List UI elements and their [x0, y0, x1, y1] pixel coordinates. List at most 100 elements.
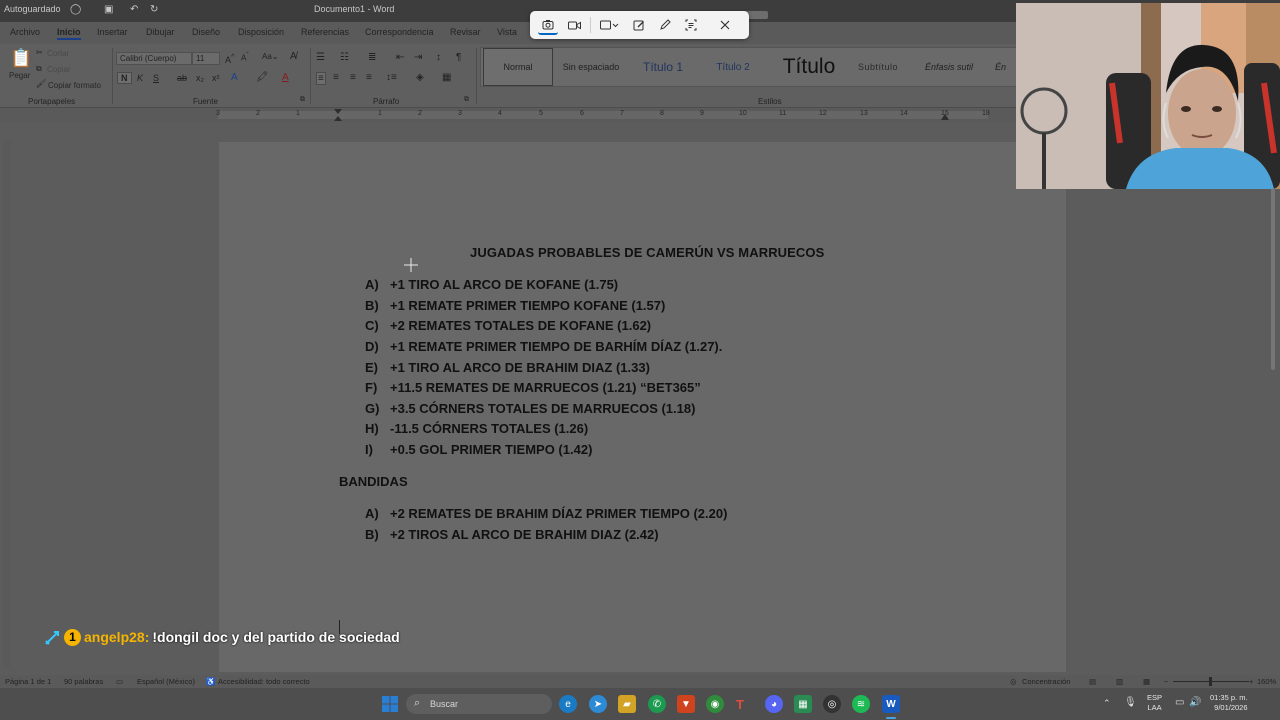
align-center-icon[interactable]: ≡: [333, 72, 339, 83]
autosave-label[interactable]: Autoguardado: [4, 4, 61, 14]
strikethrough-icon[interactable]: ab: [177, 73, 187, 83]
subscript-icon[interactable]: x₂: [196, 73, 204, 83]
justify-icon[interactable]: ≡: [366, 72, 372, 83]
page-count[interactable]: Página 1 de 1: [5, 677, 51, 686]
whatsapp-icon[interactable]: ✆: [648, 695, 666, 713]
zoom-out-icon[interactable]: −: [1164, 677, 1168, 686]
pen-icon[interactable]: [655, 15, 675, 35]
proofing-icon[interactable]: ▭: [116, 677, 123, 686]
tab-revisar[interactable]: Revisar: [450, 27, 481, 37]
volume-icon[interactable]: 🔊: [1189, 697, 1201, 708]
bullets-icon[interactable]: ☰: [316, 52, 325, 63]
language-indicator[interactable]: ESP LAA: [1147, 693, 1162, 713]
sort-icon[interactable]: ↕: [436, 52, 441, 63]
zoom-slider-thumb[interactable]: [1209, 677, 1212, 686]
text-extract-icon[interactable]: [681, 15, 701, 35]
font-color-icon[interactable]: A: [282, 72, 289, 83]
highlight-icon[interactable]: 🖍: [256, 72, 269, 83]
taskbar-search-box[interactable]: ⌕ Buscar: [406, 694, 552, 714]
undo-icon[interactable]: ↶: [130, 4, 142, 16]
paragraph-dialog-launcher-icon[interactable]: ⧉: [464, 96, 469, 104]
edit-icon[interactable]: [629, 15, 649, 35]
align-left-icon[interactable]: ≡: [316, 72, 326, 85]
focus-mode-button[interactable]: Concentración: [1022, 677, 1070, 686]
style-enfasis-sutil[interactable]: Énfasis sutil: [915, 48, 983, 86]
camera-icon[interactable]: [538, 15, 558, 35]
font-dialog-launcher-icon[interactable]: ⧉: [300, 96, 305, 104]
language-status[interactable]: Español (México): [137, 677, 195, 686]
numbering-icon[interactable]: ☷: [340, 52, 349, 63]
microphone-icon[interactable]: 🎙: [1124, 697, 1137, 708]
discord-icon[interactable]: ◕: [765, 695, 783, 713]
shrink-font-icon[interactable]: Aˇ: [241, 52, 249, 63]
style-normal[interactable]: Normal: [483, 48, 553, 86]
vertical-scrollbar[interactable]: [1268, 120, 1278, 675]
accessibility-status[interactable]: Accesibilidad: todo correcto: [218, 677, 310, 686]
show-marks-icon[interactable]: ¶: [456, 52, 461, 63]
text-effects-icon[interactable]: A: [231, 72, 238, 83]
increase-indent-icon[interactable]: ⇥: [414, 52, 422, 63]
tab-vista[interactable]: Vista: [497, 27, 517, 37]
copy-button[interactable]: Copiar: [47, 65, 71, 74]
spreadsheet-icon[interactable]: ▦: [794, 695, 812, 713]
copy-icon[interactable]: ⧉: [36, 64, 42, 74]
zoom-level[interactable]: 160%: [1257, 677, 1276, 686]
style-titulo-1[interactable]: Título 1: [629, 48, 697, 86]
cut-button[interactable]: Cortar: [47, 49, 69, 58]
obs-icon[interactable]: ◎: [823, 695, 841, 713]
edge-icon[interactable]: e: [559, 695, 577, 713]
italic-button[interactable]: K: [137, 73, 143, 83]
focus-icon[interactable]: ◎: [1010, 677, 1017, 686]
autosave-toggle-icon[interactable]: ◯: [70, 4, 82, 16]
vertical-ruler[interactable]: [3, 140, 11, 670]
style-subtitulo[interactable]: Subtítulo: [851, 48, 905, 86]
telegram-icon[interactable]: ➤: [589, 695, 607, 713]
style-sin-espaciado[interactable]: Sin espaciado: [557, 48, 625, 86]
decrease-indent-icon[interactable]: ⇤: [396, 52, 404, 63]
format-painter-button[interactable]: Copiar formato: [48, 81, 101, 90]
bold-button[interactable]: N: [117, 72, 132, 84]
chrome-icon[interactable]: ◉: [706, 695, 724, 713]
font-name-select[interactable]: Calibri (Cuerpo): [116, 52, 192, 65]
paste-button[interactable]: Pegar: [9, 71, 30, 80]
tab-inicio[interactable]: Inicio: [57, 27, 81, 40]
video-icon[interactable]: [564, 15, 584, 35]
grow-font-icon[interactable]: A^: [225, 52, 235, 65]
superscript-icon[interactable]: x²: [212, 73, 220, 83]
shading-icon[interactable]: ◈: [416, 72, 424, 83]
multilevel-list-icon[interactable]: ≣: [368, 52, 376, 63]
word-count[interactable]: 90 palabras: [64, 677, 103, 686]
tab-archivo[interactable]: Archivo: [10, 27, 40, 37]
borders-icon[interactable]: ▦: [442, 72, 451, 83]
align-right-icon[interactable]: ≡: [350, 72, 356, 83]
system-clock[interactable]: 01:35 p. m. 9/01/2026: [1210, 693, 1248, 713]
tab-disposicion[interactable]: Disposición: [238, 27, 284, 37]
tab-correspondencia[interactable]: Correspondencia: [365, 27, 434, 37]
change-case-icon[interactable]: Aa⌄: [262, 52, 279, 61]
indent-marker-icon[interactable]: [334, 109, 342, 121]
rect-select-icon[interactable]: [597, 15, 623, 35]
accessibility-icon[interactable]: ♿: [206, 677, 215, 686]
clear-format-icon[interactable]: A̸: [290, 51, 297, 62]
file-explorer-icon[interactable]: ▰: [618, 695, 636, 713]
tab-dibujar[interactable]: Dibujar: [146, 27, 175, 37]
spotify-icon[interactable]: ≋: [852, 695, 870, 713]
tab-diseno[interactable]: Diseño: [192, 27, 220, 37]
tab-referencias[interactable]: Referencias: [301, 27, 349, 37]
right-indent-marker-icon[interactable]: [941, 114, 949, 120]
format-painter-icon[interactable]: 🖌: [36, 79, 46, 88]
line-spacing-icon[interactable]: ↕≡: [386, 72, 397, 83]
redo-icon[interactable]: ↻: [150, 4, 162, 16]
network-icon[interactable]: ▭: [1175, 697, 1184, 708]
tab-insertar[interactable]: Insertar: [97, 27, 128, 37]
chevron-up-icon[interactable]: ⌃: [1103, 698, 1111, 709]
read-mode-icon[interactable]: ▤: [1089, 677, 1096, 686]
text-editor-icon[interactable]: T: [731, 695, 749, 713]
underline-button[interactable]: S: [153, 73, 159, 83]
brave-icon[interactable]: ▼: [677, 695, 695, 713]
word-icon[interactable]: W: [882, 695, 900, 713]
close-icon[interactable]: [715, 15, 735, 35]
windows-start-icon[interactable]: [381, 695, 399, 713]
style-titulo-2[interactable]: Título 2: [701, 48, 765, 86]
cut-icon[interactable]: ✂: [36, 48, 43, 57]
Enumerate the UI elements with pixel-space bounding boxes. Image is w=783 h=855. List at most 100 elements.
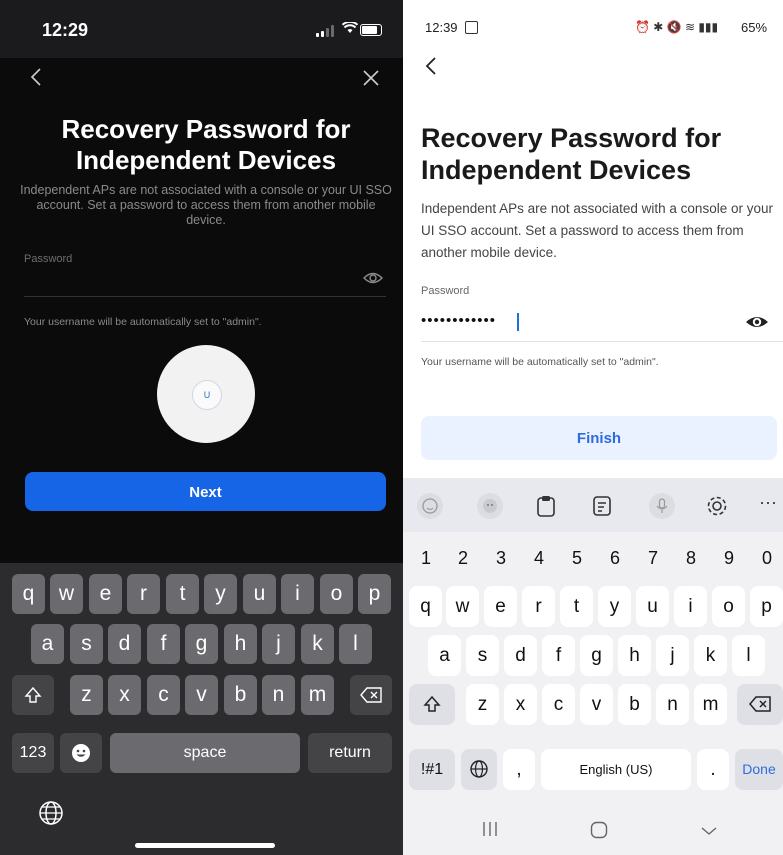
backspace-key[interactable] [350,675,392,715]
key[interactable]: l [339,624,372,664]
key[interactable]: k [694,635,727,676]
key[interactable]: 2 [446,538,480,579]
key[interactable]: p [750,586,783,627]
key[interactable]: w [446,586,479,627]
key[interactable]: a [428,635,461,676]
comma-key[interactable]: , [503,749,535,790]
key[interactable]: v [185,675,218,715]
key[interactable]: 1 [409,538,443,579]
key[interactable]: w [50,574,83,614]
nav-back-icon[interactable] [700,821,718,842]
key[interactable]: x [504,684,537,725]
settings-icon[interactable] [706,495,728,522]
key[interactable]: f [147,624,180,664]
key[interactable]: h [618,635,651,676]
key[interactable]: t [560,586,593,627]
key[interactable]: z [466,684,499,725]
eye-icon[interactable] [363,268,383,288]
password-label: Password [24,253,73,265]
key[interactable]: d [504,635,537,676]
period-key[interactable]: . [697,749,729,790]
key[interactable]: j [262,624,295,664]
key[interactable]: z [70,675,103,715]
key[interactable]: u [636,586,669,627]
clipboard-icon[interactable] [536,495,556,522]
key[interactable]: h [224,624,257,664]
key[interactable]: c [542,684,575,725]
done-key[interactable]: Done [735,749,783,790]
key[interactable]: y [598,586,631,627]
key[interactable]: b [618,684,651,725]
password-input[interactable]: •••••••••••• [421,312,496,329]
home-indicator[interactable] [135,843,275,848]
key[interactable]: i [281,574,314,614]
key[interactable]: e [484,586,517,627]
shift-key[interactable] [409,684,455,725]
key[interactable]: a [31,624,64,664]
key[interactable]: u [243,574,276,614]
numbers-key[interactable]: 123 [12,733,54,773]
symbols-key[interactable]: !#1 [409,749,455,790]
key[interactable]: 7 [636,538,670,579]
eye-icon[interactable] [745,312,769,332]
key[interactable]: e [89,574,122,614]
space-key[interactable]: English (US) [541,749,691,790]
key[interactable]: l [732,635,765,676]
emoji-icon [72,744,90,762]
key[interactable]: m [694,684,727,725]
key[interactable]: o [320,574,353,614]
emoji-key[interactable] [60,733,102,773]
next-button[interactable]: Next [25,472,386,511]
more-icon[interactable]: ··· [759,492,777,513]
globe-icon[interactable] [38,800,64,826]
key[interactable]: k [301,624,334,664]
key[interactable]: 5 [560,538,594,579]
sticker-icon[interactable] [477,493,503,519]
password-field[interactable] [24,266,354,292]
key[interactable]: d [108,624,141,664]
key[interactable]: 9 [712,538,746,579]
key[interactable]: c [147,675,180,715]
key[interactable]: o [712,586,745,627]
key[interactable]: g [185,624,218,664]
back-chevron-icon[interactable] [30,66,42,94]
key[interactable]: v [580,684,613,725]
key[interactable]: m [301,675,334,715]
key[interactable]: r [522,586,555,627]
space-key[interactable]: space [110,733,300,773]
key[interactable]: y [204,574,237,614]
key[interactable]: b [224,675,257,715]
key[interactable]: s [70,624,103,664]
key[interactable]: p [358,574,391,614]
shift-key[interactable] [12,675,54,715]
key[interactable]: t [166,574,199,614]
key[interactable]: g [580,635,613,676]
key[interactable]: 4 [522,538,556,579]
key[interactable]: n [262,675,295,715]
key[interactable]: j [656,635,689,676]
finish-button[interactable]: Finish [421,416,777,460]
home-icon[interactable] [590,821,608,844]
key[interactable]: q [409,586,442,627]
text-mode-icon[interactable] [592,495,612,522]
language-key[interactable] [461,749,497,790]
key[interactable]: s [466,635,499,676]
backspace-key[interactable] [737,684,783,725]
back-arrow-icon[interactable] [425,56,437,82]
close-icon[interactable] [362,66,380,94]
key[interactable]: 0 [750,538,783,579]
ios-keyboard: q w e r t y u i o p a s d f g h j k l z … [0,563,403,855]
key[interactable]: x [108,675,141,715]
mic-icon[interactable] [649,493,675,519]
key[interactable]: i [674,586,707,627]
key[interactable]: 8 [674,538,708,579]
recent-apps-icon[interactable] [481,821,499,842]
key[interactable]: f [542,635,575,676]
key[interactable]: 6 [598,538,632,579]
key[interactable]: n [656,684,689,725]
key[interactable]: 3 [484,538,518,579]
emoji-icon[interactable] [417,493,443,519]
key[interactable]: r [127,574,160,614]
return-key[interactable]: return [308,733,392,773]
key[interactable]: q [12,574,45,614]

■ ■ ■ ■ ■ ■ ■

(Set problem):
Transcribe, without any change, the lines of the records from the line containing "align-center-icon[interactable]: ≡: [333, 72, 339, 83]" up to and including the line containing "page-count[interactable]: Página 1".

(Exercise response):
align-center-icon[interactable]: ≡: [333, 72, 339, 83]
autosave-label[interactable]: Autoguardado: [4, 4, 61, 14]
strikethrough-icon[interactable]: ab: [177, 73, 187, 83]
subscript-icon[interactable]: x₂: [196, 73, 204, 83]
justify-icon[interactable]: ≡: [366, 72, 372, 83]
page-count[interactable]: Página 1 de 1: [5, 677, 51, 686]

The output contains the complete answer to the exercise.